_Your objective_
Every entry below should be printed exactly, without its images.

_Working data_
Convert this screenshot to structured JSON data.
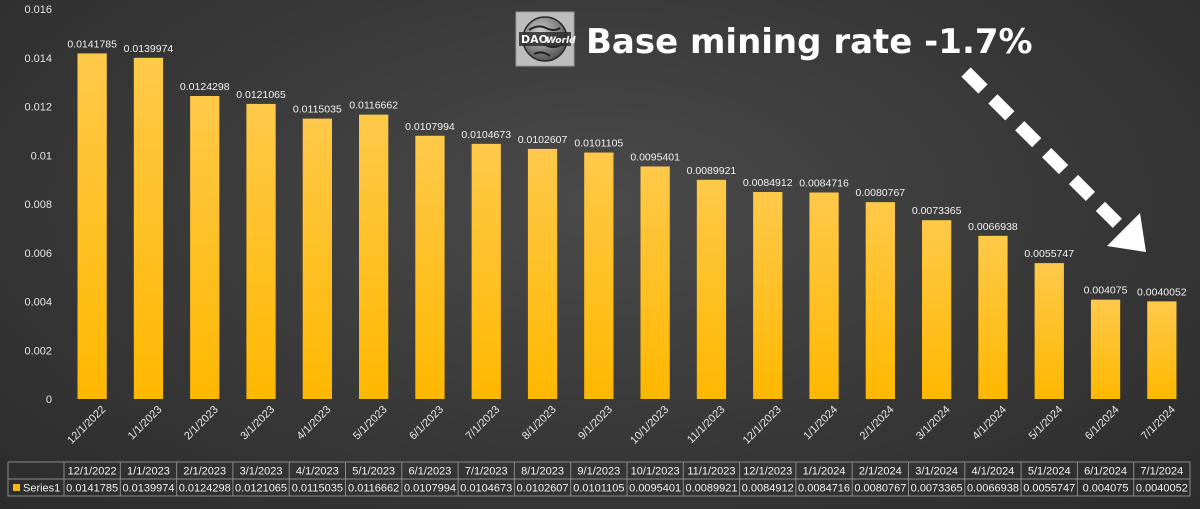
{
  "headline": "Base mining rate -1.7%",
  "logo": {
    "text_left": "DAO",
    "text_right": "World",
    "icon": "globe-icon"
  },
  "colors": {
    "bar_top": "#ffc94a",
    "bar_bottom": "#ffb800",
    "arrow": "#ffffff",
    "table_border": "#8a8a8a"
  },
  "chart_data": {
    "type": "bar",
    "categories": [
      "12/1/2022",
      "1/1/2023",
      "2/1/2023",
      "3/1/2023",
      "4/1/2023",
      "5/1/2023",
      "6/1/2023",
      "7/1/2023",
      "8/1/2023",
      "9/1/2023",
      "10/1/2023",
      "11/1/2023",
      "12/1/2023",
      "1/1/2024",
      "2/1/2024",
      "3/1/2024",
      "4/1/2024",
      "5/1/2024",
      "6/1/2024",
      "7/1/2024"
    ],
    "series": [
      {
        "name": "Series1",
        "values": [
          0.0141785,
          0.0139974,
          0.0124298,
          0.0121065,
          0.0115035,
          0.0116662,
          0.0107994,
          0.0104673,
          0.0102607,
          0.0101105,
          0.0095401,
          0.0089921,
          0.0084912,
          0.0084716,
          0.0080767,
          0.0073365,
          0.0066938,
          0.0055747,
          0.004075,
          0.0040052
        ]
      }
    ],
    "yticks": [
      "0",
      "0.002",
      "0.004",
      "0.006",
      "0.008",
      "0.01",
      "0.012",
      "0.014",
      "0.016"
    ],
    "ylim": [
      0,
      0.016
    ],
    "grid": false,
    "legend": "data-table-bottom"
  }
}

_The completed task_
Convert this screenshot to structured JSON data.
{
  "headline": "Base mining rate -1.7%",
  "logo": {
    "text_left": "DAO",
    "text_right": "World",
    "icon": "globe-icon"
  },
  "colors": {
    "bar_top": "#ffc94a",
    "bar_bottom": "#ffb800",
    "arrow": "#ffffff",
    "table_border": "#8a8a8a"
  },
  "chart_data": {
    "type": "bar",
    "categories": [
      "12/1/2022",
      "1/1/2023",
      "2/1/2023",
      "3/1/2023",
      "4/1/2023",
      "5/1/2023",
      "6/1/2023",
      "7/1/2023",
      "8/1/2023",
      "9/1/2023",
      "10/1/2023",
      "11/1/2023",
      "12/1/2023",
      "1/1/2024",
      "2/1/2024",
      "3/1/2024",
      "4/1/2024",
      "5/1/2024",
      "6/1/2024",
      "7/1/2024"
    ],
    "series": [
      {
        "name": "Series1",
        "values": [
          0.0141785,
          0.0139974,
          0.0124298,
          0.0121065,
          0.0115035,
          0.0116662,
          0.0107994,
          0.0104673,
          0.0102607,
          0.0101105,
          0.0095401,
          0.0089921,
          0.0084912,
          0.0084716,
          0.0080767,
          0.0073365,
          0.0066938,
          0.0055747,
          0.004075,
          0.0040052
        ]
      }
    ],
    "yticks": [
      "0",
      "0.002",
      "0.004",
      "0.006",
      "0.008",
      "0.01",
      "0.012",
      "0.014",
      "0.016"
    ],
    "ylim": [
      0,
      0.016
    ],
    "grid": false,
    "legend": "data-table-bottom"
  }
}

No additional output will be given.